Data records:
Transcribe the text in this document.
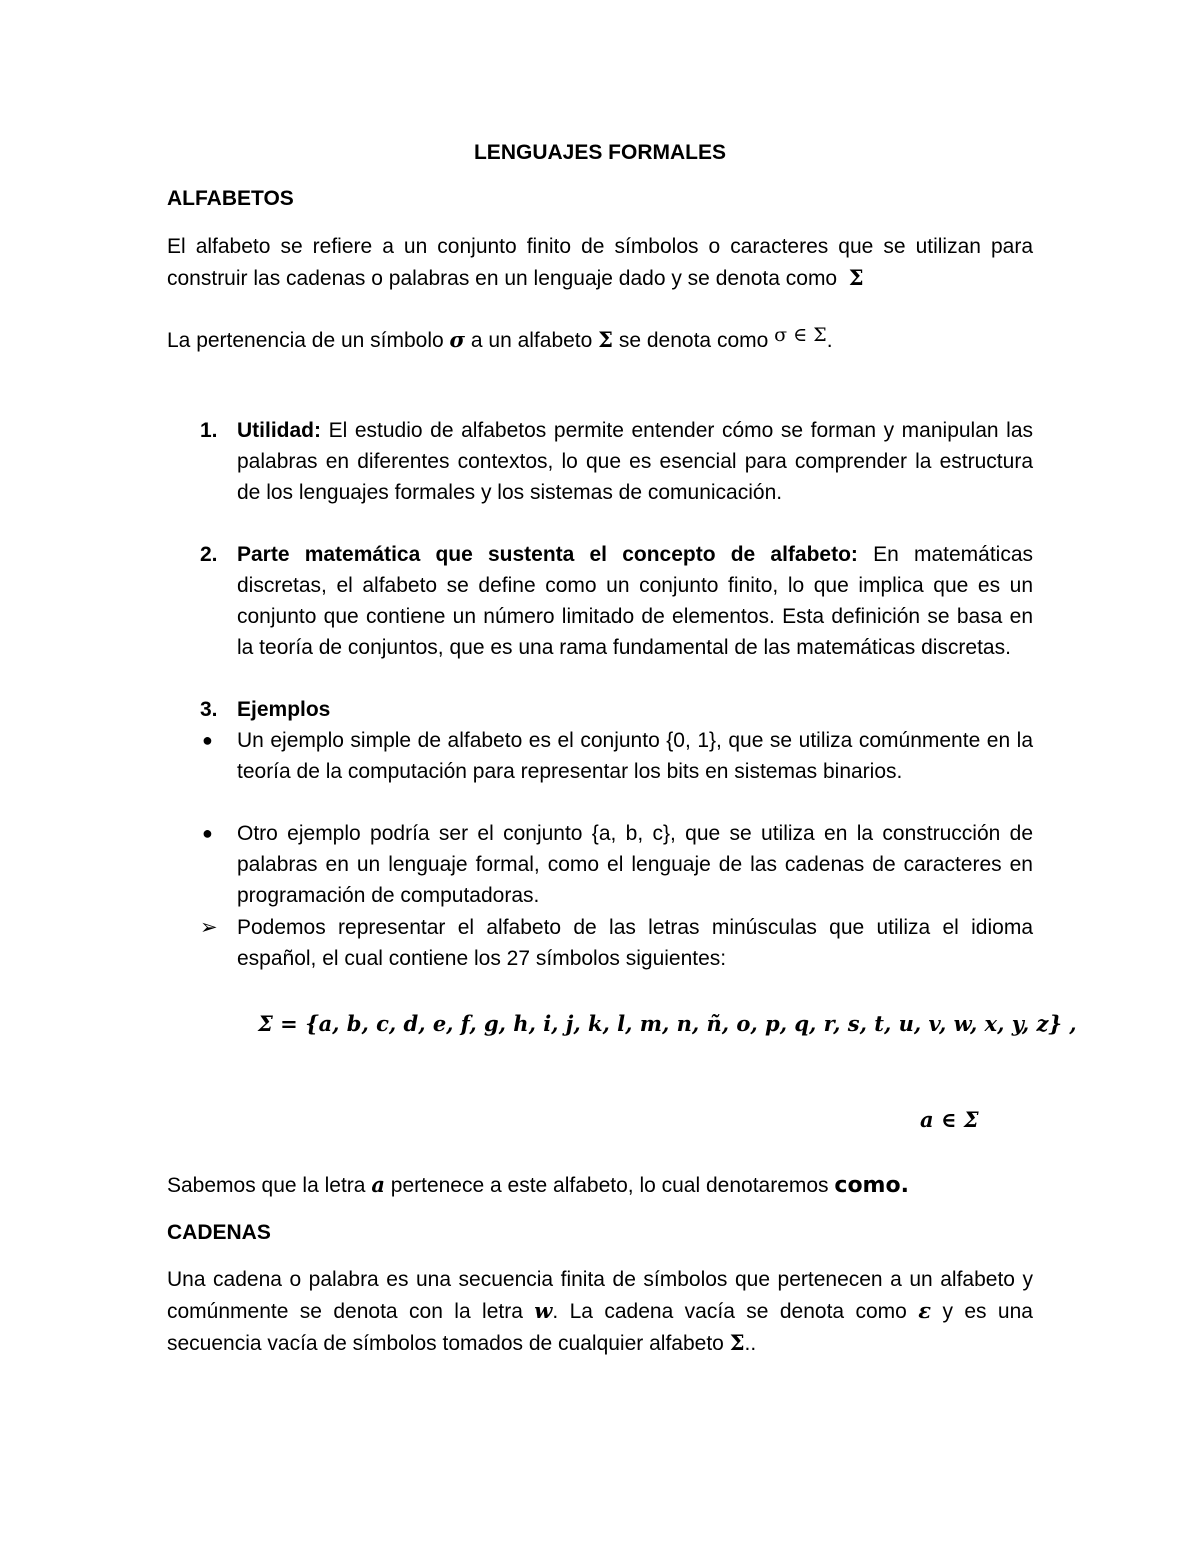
LENGUAJES FORMALES
ALFABETOS

El alfabeto se refiere a un conjunto finito de símbolos o caracteres que se utilizan para construir las cadenas o palabras en un lenguaje dado y se denota como Σ

La pertenencia de un símbolo σ a un alfabeto Σ se denota como σ ∈ Σ.

1. Utilidad: El estudio de alfabetos permite entender cómo se forman y manipulan las palabras en diferentes contextos, lo que es esencial para comprender la estructura de los lenguajes formales y los sistemas de comunicación.
2. Parte matemática que sustenta el concepto de alfabeto: En matemáticas discretas, el alfabeto se define como un conjunto finito, lo que implica que es un conjunto que contiene un número limitado de elementos. Esta definición se basa en la teoría de conjuntos, que es una rama fundamental de las matemáticas discretas.
3. Ejemplos
● Un ejemplo simple de alfabeto es el conjunto {0, 1}, que se utiliza comúnmente en la teoría de la computación para representar los bits en sistemas binarios.
● Otro ejemplo podría ser el conjunto {a, b, c}, que se utiliza en la construcción de palabras en un lenguaje formal, como el lenguaje de las cadenas de caracteres en programación de computadoras.
➢ Podemos representar el alfabeto de las letras minúsculas que utiliza el idioma español, el cual contiene los 27 símbolos siguientes:
Σ = {a, b, c, d, e, f, g, h, i, j, k, l, m, n, ñ, o, p, q, r, s, t, u, v, w, x, y, z} ,
a ∈ Σ

Sabemos que la letra a pertenece a este alfabeto, lo cual denotaremos como.

CADENAS

Una cadena o palabra es una secuencia finita de símbolos que pertenecen a un alfabeto y comúnmente se denota con la letra w. La cadena vacía se denota como ε y es una secuencia vacía de símbolos tomados de cualquier alfabeto Σ..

What you are asked to do: Every entry should be returned exactly as written, minus the pictures.

Right answer:
Transcribe the text in this document.
LENGUAJES FORMALES
ALFABETOS

El alfabeto se refiere a un conjunto finito de símbolos o caracteres que se utilizan para construir las cadenas o palabras en un lenguaje dado y se denota como Σ

La pertenencia de un símbolo σ a un alfabeto Σ se denota como σ ∈ Σ.

1. Utilidad: El estudio de alfabetos permite entender cómo se forman y manipulan las palabras en diferentes contextos, lo que es esencial para comprender la estructura de los lenguajes formales y los sistemas de comunicación.
2. Parte matemática que sustenta el concepto de alfabeto: En matemáticas discretas, el alfabeto se define como un conjunto finito, lo que implica que es un conjunto que contiene un número limitado de elementos. Esta definición se basa en la teoría de conjuntos, que es una rama fundamental de las matemáticas discretas.
3. Ejemplos
● Un ejemplo simple de alfabeto es el conjunto {0, 1}, que se utiliza comúnmente en la teoría de la computación para representar los bits en sistemas binarios.
● Otro ejemplo podría ser el conjunto {a, b, c}, que se utiliza en la construcción de palabras en un lenguaje formal, como el lenguaje de las cadenas de caracteres en programación de computadoras.
➢ Podemos representar el alfabeto de las letras minúsculas que utiliza el idioma español, el cual contiene los 27 símbolos siguientes:
Σ = {a, b, c, d, e, f, g, h, i, j, k, l, m, n, ñ, o, p, q, r, s, t, u, v, w, x, y, z} ,
a ∈ Σ

Sabemos que la letra a pertenece a este alfabeto, lo cual denotaremos como.

CADENAS

Una cadena o palabra es una secuencia finita de símbolos que pertenecen a un alfabeto y comúnmente se denota con la letra w. La cadena vacía se denota como ε y es una secuencia vacía de símbolos tomados de cualquier alfabeto Σ..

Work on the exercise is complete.